**Problem description:** In the entries that follow, which lines hold the string "care"? List them.

Collected data entries:
□ □ □ □ □
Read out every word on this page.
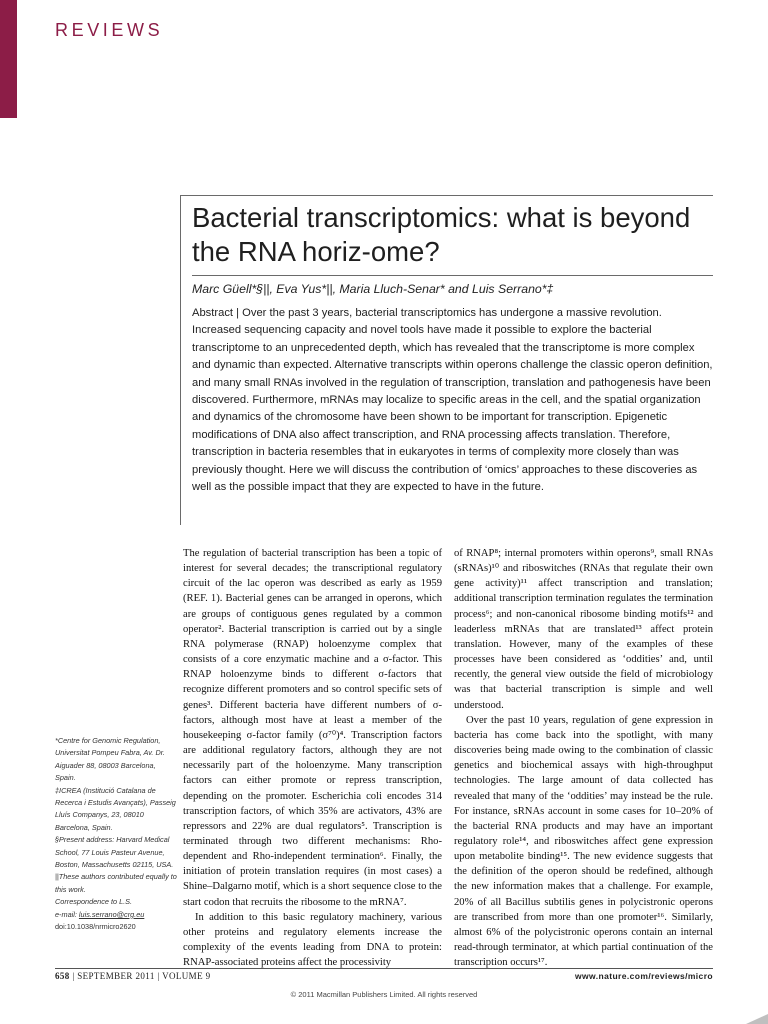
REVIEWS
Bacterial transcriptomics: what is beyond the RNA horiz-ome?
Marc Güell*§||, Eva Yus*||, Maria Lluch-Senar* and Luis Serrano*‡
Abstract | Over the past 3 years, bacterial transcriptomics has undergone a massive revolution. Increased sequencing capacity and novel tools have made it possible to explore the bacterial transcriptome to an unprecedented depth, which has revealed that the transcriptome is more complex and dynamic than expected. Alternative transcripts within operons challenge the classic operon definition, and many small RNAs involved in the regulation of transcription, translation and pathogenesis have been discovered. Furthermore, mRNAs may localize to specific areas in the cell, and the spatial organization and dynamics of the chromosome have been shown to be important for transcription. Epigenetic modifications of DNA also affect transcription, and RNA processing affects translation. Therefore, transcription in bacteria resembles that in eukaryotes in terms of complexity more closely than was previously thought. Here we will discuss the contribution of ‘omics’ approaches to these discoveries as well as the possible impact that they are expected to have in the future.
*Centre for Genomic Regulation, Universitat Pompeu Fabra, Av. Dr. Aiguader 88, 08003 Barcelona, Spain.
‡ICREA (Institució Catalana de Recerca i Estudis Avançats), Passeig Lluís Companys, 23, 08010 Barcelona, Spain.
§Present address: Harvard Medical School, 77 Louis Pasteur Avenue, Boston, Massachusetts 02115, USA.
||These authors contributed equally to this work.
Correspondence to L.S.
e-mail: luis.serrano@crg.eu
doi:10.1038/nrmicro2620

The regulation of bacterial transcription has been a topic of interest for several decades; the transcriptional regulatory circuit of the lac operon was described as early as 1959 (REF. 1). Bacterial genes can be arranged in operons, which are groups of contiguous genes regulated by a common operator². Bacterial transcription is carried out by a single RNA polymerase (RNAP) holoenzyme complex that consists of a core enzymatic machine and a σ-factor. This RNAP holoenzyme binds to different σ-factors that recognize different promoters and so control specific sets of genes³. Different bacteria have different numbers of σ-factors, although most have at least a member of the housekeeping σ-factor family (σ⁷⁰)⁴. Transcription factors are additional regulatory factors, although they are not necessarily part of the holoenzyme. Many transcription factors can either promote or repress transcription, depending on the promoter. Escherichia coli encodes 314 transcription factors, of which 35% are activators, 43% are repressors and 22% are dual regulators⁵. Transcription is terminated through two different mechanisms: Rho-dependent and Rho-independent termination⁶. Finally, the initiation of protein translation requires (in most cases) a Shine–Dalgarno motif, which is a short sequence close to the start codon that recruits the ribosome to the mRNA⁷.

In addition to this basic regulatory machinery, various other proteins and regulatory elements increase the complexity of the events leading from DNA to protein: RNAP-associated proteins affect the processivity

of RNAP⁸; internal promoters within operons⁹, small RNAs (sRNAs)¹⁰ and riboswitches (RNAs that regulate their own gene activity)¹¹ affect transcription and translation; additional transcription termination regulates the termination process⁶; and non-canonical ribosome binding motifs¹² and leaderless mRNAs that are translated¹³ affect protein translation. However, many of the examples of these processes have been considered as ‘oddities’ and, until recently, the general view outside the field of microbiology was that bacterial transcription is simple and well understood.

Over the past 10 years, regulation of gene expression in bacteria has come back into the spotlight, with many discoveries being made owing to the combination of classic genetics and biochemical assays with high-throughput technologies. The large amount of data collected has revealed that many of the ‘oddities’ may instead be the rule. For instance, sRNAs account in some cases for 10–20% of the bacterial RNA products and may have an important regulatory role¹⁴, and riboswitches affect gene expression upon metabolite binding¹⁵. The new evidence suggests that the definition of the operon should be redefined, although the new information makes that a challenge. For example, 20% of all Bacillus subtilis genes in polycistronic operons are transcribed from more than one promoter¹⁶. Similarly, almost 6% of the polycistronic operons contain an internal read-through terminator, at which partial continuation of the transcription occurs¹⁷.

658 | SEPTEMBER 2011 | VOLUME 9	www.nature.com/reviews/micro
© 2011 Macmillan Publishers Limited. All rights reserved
□ □ □ □ □
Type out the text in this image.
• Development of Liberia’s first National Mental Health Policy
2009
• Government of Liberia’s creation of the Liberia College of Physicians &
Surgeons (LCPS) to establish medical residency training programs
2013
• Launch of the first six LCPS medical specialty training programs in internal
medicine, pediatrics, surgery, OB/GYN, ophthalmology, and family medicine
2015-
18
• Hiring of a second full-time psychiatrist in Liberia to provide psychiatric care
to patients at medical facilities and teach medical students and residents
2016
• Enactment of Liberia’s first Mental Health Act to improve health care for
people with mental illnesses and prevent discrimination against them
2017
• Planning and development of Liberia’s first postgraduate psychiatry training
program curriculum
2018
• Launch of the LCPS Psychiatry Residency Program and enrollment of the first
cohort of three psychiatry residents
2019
□ □ □ □ □
**Result for this task:**
• Hiring of a second full-time psychiatrist in Liberia to provide psychiatric care
• Enactment of Liberia’s first Mental Health Act to improve health care for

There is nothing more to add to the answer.